• _Written request_:
Some lines in the records below may hold the word "JSON"; give the number of those lines and nothing else.

• _Records for processing_:
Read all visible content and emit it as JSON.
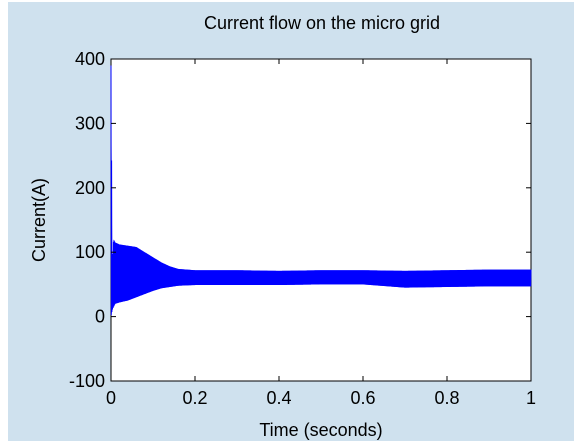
{
  "chart_data": {
    "type": "line",
    "title": "Current flow on the micro grid",
    "xlabel": "Time (seconds)",
    "ylabel": "Current(A)",
    "xlim": [
      0,
      1
    ],
    "ylim": [
      -100,
      400
    ],
    "xticks": [
      "0",
      "0.2",
      "0.4",
      "0.6",
      "0.8",
      "1"
    ],
    "xtick_values": [
      0,
      0.2,
      0.4,
      0.6,
      0.8,
      1
    ],
    "yticks": [
      "-100",
      "0",
      "100",
      "200",
      "300",
      "400"
    ],
    "ytick_values": [
      -100,
      0,
      100,
      200,
      300,
      400
    ],
    "grid": false,
    "legend": "none",
    "series_color": "#0000ff",
    "figure_bg": "#cfe1ee",
    "axes_bg": "#ffffff",
    "series": [
      {
        "x": [
          0.0,
          0.003,
          0.006,
          0.01,
          0.02,
          0.04,
          0.06,
          0.08,
          0.1,
          0.12,
          0.14,
          0.16,
          0.2,
          0.3,
          0.4,
          0.5,
          0.6,
          0.7,
          0.8,
          0.9,
          1.0
        ],
        "upper": [
          390,
          80,
          120,
          115,
          112,
          110,
          108,
          100,
          92,
          84,
          78,
          74,
          72,
          72,
          71,
          72,
          72,
          71,
          72,
          73,
          73
        ],
        "lower": [
          0,
          10,
          15,
          20,
          22,
          25,
          30,
          35,
          40,
          44,
          46,
          48,
          49,
          49,
          49,
          50,
          50,
          45,
          46,
          47,
          47
        ]
      }
    ]
  }
}
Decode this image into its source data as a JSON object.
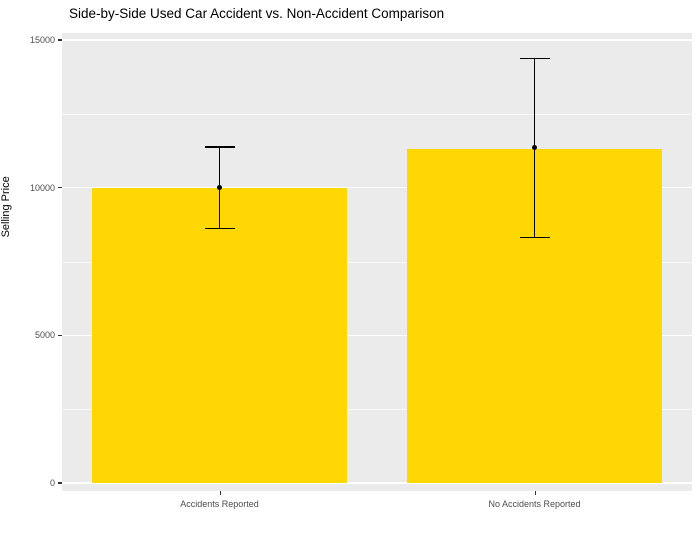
{
  "chart_data": {
    "type": "bar",
    "title": "Side-by-Side Used Car Accident vs. Non-Accident Comparison",
    "xlabel": "",
    "ylabel": "Selling Price",
    "categories": [
      "Accidents Reported",
      "No Accidents Reported"
    ],
    "values": [
      10000,
      11300
    ],
    "error_bars": [
      {
        "low": 8600,
        "high": 11400,
        "point": 10000
      },
      {
        "low": 8300,
        "high": 14400,
        "point": 11350
      }
    ],
    "yticks": [
      0,
      5000,
      10000,
      15000
    ],
    "ytick_labels": [
      "0",
      "5000",
      "10000",
      "15000"
    ],
    "minor_gridlines": [
      2500,
      7500,
      12500
    ],
    "ylim": [
      0,
      15000
    ],
    "legend": "none",
    "grid": "on",
    "colors": {
      "bar_fill": "#FFD702",
      "panel_background": "#EBEBEB",
      "gridline": "#FFFFFF",
      "error_bar": "#000000",
      "tick_label": "#4D4D4D",
      "title": "#000000"
    }
  }
}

• _Exercise response_:
2